## Start
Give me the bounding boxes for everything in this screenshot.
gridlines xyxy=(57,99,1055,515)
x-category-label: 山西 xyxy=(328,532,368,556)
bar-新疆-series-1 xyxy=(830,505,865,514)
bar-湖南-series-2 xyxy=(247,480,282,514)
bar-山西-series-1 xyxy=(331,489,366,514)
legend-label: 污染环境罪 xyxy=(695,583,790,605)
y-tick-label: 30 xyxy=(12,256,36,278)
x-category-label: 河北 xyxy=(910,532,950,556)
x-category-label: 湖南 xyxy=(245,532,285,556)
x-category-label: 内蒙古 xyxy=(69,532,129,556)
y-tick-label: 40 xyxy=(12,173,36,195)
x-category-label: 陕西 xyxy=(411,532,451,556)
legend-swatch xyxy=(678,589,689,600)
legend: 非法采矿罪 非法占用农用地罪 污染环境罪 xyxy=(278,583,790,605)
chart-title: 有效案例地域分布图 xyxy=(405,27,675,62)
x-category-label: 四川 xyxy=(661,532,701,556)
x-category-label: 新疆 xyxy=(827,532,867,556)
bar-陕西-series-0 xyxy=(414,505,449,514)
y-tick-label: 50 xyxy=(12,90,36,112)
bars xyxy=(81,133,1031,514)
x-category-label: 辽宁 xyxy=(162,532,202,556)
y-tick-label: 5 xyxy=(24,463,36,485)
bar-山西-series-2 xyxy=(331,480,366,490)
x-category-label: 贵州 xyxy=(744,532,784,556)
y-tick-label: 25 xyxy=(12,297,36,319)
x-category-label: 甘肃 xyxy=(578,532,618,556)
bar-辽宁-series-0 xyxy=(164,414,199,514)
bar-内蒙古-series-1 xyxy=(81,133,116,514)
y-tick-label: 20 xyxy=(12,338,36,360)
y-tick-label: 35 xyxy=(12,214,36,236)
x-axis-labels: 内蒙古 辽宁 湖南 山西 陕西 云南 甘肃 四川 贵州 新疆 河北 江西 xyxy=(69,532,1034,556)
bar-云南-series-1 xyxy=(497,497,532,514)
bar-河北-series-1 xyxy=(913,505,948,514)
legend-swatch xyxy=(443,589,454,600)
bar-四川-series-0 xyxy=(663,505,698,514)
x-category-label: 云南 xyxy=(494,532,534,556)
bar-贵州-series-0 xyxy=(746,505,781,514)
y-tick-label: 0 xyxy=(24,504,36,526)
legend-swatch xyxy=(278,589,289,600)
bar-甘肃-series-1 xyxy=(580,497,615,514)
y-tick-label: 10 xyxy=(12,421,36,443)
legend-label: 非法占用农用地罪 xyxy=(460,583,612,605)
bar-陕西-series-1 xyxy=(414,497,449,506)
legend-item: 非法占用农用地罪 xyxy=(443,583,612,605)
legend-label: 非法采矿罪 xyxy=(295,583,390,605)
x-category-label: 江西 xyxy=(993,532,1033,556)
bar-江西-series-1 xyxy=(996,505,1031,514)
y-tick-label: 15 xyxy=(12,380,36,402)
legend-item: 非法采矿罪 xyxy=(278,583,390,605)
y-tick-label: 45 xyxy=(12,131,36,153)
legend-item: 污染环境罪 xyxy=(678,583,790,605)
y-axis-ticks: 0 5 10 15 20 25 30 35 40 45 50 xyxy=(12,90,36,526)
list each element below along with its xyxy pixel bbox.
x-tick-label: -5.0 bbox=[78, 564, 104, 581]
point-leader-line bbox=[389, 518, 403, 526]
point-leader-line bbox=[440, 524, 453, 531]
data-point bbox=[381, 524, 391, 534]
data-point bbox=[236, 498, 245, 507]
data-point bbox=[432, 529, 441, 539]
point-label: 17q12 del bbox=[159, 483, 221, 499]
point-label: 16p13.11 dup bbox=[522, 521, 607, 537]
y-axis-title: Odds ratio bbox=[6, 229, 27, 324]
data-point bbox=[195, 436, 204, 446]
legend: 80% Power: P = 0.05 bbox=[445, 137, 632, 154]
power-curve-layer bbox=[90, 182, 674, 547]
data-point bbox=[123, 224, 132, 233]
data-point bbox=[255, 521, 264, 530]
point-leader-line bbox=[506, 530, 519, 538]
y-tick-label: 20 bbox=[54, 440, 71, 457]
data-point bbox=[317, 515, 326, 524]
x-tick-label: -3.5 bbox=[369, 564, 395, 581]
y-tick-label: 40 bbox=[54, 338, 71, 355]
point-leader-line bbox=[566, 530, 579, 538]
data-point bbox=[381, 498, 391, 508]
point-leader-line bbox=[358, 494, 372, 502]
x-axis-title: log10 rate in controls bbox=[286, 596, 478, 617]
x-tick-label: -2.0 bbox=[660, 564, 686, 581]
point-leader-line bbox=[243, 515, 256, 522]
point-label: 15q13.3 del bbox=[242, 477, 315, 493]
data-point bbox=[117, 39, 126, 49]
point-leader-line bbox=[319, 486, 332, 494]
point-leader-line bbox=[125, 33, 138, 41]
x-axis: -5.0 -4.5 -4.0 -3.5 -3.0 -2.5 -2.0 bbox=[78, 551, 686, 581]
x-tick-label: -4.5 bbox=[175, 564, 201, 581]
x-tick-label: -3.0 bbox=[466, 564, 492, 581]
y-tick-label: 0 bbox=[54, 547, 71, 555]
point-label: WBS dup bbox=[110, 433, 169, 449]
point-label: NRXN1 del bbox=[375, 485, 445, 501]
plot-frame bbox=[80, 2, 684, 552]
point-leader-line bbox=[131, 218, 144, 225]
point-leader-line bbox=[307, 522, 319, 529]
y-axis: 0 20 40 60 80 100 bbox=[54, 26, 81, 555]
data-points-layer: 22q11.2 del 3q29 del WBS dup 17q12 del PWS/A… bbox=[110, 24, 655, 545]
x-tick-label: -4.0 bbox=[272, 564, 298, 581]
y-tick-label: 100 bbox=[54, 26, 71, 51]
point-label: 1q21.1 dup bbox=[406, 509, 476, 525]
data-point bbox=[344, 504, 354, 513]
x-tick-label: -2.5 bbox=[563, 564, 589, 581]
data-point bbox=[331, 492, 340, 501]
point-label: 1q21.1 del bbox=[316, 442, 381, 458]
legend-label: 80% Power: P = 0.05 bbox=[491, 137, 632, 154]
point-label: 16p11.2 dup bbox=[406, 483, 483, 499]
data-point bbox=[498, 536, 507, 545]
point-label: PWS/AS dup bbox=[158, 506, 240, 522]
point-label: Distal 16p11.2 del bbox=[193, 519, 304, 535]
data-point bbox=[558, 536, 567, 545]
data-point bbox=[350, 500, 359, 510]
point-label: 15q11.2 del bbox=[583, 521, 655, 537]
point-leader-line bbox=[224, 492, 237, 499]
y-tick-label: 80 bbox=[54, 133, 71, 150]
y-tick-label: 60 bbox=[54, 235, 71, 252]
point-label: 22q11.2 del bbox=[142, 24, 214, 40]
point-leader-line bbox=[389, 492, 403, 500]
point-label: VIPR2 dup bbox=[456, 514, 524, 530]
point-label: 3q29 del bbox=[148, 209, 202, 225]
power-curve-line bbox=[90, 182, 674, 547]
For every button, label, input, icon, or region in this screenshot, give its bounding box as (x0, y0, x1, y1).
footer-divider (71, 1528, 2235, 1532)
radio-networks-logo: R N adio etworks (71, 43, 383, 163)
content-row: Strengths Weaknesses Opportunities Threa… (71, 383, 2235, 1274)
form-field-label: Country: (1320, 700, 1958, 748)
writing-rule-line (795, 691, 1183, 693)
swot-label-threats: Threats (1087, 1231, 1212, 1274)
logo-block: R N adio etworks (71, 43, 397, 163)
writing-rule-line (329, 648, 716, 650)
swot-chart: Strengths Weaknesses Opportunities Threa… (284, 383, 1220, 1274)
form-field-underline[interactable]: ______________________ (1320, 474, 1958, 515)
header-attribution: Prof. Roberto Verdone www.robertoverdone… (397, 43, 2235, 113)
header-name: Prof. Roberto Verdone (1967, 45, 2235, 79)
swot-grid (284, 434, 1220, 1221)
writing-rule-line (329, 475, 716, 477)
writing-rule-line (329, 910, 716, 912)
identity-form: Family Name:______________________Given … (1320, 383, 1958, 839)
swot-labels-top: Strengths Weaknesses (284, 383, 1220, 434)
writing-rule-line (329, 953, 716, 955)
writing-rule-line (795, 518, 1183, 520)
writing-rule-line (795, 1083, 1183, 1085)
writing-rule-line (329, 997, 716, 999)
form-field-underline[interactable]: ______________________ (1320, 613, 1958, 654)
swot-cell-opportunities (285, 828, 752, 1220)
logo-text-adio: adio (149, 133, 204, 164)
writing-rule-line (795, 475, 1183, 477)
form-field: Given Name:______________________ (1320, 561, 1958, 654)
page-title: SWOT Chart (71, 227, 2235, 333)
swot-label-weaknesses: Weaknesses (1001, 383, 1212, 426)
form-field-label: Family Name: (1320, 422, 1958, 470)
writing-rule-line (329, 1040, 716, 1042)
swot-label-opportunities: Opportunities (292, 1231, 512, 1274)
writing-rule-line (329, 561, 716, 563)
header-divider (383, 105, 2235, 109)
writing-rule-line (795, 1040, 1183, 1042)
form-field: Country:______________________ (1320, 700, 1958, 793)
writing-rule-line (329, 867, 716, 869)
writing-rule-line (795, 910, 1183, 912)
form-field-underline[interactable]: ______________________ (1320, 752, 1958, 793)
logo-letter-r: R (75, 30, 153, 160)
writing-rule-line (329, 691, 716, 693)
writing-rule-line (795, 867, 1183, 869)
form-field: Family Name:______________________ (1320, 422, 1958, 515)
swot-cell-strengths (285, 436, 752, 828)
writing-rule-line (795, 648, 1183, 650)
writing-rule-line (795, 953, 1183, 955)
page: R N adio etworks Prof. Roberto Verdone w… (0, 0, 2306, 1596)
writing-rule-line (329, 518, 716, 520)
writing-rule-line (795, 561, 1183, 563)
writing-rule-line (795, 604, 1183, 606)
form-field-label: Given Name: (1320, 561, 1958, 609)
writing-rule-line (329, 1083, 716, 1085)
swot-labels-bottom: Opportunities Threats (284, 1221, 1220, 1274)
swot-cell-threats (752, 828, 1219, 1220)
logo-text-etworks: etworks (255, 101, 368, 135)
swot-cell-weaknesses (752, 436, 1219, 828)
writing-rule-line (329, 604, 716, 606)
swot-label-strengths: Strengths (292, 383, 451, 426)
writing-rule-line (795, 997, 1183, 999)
## End
(Requirement): Quote the rows from the start of the rows through the line containing "legend-swatch xyxy=(678,589,689,600)", word for word, including both ends.

(Completed exercise):
Give me the bounding boxes for everything in this screenshot.
gridlines xyxy=(57,99,1055,515)
x-category-label: 山西 xyxy=(328,532,368,556)
bar-新疆-series-1 xyxy=(830,505,865,514)
bar-湖南-series-2 xyxy=(247,480,282,514)
bar-山西-series-1 xyxy=(331,489,366,514)
legend-label: 污染环境罪 xyxy=(695,583,790,605)
y-tick-label: 30 xyxy=(12,256,36,278)
x-category-label: 河北 xyxy=(910,532,950,556)
x-category-label: 湖南 xyxy=(245,532,285,556)
x-category-label: 内蒙古 xyxy=(69,532,129,556)
y-tick-label: 40 xyxy=(12,173,36,195)
x-category-label: 陕西 xyxy=(411,532,451,556)
legend-swatch xyxy=(678,589,689,600)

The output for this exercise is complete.